— Text shown —
━━━━

Monday, October 19, 2009

How to cope with medical shortfalls

The appearance of the first “medicine person” in the Butterbean family may have occurred back in the days when the Butterbeans’ immediate ancestors moved out to a ranch 15 miles away from the real doctor and when cars weren’t so dependable.
To get to the doctor’s office back then, you had to drive a car that had to be push-started, was liable to get a flat tire on the way there, and was usually out of gas. (My, how times have changed in the Butterbean family.)

After the car was up and on its way, someone had to drive over roads that were either sandy, muddy or washed out. (Walking through snow was reserved for children going to school—three miles uphill both ways.)

Then as now, our family had an impeccable history of becoming sick or maimed only on weekends when doctors go into hiding and it does you no good to drive to town anyway.

Since those days, there has always been at lest one bona fide, bone-wearing shaman among the generations of the Butterbean tribe. Come to think of it, it’s a wonder there isn’t a real doctor in the family. There is no shortage of aspirants.

Through the years, we have been known to consult the family shaman in cases of loose teeth, split fingernails, floor burns, road rashes, sprains, lacerations, nosebleeds, hay fever, dog bites, tick bites, and numerous other accidentally self-inflicted wounds—a fact which has made top executives of our medical insurance companies ever grateful.

Common treatments involved vitamin C, salt water, soap and water, rest in bed, band-aids when they could be located, fishing line, sport tape and elastic wraps.

━━━━

— Problems to solve —
1. From the post on coping with medical shortfalls, output the passage that begins at the words "Then as now, our" and stops after "companies ever grateful.".
2. In the post on coping with medical shortfalls, how far from the real doctor was the ranch the Butterbeans' immediate ancestors moved to?
3. Summarize the post on coping with medical shortfalls in two sentences.

— Information supplied —
━━━━

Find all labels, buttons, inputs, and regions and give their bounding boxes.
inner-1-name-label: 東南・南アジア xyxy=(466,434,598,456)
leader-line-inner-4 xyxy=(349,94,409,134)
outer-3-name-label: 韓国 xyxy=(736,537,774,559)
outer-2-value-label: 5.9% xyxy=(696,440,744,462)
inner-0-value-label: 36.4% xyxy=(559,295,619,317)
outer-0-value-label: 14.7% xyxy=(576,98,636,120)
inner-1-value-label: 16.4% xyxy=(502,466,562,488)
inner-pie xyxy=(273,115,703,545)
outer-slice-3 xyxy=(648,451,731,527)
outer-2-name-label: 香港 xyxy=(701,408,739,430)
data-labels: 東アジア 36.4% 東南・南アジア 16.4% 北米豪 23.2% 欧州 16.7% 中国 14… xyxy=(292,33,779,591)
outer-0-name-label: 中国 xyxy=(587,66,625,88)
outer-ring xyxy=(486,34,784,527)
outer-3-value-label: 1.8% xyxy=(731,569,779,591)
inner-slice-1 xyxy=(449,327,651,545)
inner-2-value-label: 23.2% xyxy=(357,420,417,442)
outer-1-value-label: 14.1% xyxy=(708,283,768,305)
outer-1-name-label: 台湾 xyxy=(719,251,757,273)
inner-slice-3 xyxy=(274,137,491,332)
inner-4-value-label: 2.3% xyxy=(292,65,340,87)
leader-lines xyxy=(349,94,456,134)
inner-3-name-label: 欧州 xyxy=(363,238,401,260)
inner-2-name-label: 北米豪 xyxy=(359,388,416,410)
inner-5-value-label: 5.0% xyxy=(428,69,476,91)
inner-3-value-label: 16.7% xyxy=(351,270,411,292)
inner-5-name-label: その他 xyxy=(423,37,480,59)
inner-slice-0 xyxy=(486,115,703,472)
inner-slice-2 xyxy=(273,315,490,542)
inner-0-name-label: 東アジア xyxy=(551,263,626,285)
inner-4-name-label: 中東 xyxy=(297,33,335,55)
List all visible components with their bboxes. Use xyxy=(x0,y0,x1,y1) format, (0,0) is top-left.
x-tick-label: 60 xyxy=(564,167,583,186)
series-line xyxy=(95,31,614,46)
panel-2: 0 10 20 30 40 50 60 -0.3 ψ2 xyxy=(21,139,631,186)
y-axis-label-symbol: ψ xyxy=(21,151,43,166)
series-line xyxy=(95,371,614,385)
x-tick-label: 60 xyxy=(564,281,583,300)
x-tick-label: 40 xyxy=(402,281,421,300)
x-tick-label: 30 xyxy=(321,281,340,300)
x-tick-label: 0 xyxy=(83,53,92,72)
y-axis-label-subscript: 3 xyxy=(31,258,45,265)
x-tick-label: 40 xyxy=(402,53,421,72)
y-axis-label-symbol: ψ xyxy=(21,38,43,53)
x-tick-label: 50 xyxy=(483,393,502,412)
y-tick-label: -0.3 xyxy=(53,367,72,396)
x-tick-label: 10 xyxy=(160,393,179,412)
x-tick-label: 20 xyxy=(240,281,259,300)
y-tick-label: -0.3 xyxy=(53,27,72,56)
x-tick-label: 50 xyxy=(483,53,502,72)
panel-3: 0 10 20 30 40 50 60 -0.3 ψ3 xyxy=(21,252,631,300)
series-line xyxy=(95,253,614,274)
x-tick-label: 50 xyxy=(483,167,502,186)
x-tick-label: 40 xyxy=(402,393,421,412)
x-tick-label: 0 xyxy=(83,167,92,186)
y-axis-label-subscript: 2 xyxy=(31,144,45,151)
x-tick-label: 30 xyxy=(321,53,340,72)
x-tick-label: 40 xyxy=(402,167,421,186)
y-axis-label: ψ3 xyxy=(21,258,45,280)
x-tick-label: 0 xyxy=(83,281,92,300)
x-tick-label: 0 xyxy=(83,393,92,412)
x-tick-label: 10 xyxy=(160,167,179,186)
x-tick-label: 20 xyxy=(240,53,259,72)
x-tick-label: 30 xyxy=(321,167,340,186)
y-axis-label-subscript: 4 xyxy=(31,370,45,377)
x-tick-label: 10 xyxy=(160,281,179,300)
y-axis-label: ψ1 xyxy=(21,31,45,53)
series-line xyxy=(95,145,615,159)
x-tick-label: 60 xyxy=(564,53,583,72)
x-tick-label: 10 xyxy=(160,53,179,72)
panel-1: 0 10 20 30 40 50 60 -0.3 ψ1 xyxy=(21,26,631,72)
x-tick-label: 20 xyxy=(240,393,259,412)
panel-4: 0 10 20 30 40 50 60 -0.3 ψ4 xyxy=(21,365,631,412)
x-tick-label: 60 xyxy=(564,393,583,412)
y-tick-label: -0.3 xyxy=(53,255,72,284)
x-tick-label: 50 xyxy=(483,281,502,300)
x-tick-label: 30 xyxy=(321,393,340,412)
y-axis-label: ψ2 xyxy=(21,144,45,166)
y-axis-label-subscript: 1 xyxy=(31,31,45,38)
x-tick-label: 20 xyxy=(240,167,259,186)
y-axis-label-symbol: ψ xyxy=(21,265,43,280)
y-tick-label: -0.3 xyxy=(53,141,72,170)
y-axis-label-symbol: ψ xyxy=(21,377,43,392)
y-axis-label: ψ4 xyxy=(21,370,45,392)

━━━━

— Answers given —
1.
Then as now, our family had an impeccable history of becoming sick or maimed only on weekends when doctors go into hiding and it does you no good to drive to town anyway.

Since those days, there has always been at lest one bona fide, bone-wearing shaman among the generations of the Butterbean tribe. Come to think of it, it’s a wonder there isn’t a real doctor in the family. There is no shortage of aspirants.

Through the years, we have been known to consult the family shaman in cases of loose teeth, split fingernails, floor burns, road rashes, sprains, lacerations, nosebleeds, hay fever, dog bites, tick bites, and numerous other accidentally self-inflicted wounds—a fact which has made top executives of our medical insurance companies ever grateful.

2. It was 15 miles away.

3. The Butterbean family's first "medicine person" may have appeared when their ancestors lived on a ranch 15 miles from the doctor, with unreliable cars and bad roads, and the family tended to get sick or hurt only on weekends. Since then each generation has had a family shaman who is consulted for many minor injuries and ailments, using common treatments such as vitamin C, salt water, soap and water, bed rest, band-aids, fishing line, sport tape and elastic wraps.